[WHAT YOU SHOULD DO] Write the material out again exactly.

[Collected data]
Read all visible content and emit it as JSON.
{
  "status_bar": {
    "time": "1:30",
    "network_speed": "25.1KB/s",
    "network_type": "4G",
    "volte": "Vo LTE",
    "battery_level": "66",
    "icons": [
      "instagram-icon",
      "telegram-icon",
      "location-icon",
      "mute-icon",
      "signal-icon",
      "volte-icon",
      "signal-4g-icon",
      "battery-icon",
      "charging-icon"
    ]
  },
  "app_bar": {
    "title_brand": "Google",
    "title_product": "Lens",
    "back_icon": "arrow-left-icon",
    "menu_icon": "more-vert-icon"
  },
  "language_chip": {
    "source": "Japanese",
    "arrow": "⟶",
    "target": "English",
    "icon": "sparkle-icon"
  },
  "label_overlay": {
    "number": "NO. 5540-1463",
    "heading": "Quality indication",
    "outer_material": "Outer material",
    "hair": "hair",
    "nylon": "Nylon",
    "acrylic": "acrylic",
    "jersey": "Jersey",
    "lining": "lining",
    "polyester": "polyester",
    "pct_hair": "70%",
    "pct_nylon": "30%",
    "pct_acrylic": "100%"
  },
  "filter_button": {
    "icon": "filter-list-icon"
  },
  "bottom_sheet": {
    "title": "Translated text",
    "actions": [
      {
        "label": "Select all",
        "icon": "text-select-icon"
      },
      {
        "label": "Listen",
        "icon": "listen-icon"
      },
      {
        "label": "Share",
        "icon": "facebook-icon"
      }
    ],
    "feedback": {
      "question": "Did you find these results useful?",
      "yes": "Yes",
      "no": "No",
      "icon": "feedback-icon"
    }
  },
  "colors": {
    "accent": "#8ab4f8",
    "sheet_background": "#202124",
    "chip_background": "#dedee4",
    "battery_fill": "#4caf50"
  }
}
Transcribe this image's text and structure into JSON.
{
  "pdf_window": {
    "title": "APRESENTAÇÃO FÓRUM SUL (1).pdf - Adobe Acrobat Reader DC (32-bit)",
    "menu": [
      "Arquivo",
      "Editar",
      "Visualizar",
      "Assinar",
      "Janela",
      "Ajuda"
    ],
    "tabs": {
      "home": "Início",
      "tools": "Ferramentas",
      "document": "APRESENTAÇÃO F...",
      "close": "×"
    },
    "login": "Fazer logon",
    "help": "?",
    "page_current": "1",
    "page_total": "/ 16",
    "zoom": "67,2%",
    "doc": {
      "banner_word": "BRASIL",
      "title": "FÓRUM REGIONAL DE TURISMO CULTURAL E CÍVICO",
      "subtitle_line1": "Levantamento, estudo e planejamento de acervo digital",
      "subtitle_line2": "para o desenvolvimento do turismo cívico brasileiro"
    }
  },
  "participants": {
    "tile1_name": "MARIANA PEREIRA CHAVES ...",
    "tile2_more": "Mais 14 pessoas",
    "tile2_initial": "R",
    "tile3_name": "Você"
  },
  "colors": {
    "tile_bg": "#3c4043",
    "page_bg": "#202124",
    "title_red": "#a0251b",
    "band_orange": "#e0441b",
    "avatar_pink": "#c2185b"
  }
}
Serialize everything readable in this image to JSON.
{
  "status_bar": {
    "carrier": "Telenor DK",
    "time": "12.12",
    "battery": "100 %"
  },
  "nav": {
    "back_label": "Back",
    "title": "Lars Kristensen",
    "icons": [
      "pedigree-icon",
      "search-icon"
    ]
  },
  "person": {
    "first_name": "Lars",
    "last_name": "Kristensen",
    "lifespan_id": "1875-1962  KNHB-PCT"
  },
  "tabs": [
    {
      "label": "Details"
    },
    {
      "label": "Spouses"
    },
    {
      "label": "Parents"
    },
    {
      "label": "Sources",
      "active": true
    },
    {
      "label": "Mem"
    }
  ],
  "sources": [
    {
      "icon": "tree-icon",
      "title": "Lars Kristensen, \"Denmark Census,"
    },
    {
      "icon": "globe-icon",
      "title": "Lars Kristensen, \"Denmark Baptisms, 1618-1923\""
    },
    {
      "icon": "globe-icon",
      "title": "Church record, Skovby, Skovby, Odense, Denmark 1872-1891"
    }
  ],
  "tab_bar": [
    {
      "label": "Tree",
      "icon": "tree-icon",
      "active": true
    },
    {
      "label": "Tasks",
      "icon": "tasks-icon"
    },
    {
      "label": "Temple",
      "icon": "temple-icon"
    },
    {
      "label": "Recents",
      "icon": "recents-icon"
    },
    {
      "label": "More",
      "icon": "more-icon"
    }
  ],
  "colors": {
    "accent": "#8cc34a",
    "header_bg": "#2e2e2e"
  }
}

[EXERCISE ANSWER]
Read all visible content and emit it as JSON.
{
  "status_bar": {
    "time": "1:30",
    "network_speed": "25.1KB/s",
    "network_type": "4G",
    "volte": "Vo LTE",
    "battery_level": "66",
    "icons": [
      "instagram-icon",
      "telegram-icon",
      "location-icon",
      "mute-icon",
      "signal-icon",
      "volte-icon",
      "signal-4g-icon",
      "battery-icon",
      "charging-icon"
    ]
  },
  "app_bar": {
    "title_brand": "Google",
    "title_product": "Lens",
    "back_icon": "arrow-left-icon",
    "menu_icon": "more-vert-icon"
  },
  "language_chip": {
    "source": "Japanese",
    "arrow": "⟶",
    "target": "English",
    "icon": "sparkle-icon"
  },
  "label_overlay": {
    "number": "NO. 5540-1463",
    "heading": "Quality indication",
    "outer_material": "Outer material",
    "hair": "hair",
    "nylon": "Nylon",
    "acrylic": "acrylic",
    "jersey": "Jersey",
    "lining": "lining",
    "polyester": "polyester",
    "pct_hair": "70%",
    "pct_nylon": "30%",
    "pct_acrylic": "100%"
  },
  "filter_button": {
    "icon": "filter-list-icon"
  },
  "bottom_sheet": {
    "title": "Translated text",
    "actions": [
      {
        "label": "Select all",
        "icon": "text-select-icon"
      },
      {
        "label": "Listen",
        "icon": "listen-icon"
      },
      {
        "label": "Share",
        "icon": "facebook-icon"
      }
    ],
    "feedback": {
      "question": "Did you find these results useful?",
      "yes": "Yes",
      "no": "No",
      "icon": "feedback-icon"
    }
  },
  "colors": {
    "accent": "#8ab4f8",
    "sheet_background": "#202124",
    "chip_background": "#dedee4",
    "battery_fill": "#4caf50"
  }
}
Transcribe this image's text and structure into JSON.
{
  "pdf_window": {
    "title": "APRESENTAÇÃO FÓRUM SUL (1).pdf - Adobe Acrobat Reader DC (32-bit)",
    "menu": [
      "Arquivo",
      "Editar",
      "Visualizar",
      "Assinar",
      "Janela",
      "Ajuda"
    ],
    "tabs": {
      "home": "Início",
      "tools": "Ferramentas",
      "document": "APRESENTAÇÃO F...",
      "close": "×"
    },
    "login": "Fazer logon",
    "help": "?",
    "page_current": "1",
    "page_total": "/ 16",
    "zoom": "67,2%",
    "doc": {
      "banner_word": "BRASIL",
      "title": "FÓRUM REGIONAL DE TURISMO CULTURAL E CÍVICO",
      "subtitle_line1": "Levantamento, estudo e planejamento de acervo digital",
      "subtitle_line2": "para o desenvolvimento do turismo cívico brasileiro"
    }
  },
  "participants": {
    "tile1_name": "MARIANA PEREIRA CHAVES ...",
    "tile2_more": "Mais 14 pessoas",
    "tile2_initial": "R",
    "tile3_name": "Você"
  },
  "colors": {
    "tile_bg": "#3c4043",
    "page_bg": "#202124",
    "title_red": "#a0251b",
    "band_orange": "#e0441b",
    "avatar_pink": "#c2185b"
  }
}
Serialize everything readable in this image to JSON.
{
  "status_bar": {
    "carrier": "Telenor DK",
    "time": "12.12",
    "battery": "100 %"
  },
  "nav": {
    "back_label": "Back",
    "title": "Lars Kristensen",
    "icons": [
      "pedigree-icon",
      "search-icon"
    ]
  },
  "person": {
    "first_name": "Lars",
    "last_name": "Kristensen",
    "lifespan_id": "1875-1962  KNHB-PCT"
  },
  "tabs": [
    {
      "label": "Details"
    },
    {
      "label": "Spouses"
    },
    {
      "label": "Parents"
    },
    {
      "label": "Sources",
      "active": true
    },
    {
      "label": "Mem"
    }
  ],
  "sources": [
    {
      "icon": "tree-icon",
      "title": "Lars Kristensen, \"Denmark Census,"
    },
    {
      "icon": "globe-icon",
      "title": "Lars Kristensen, \"Denmark Baptisms, 1618-1923\""
    },
    {
      "icon": "globe-icon",
      "title": "Church record, Skovby, Skovby, Odense, Denmark 1872-1891"
    }
  ],
  "tab_bar": [
    {
      "label": "Tree",
      "icon": "tree-icon",
      "active": true
    },
    {
      "label": "Tasks",
      "icon": "tasks-icon"
    },
    {
      "label": "Temple",
      "icon": "temple-icon"
    },
    {
      "label": "Recents",
      "icon": "recents-icon"
    },
    {
      "label": "More",
      "icon": "more-icon"
    }
  ],
  "colors": {
    "accent": "#8cc34a",
    "header_bg": "#2e2e2e"
  }
}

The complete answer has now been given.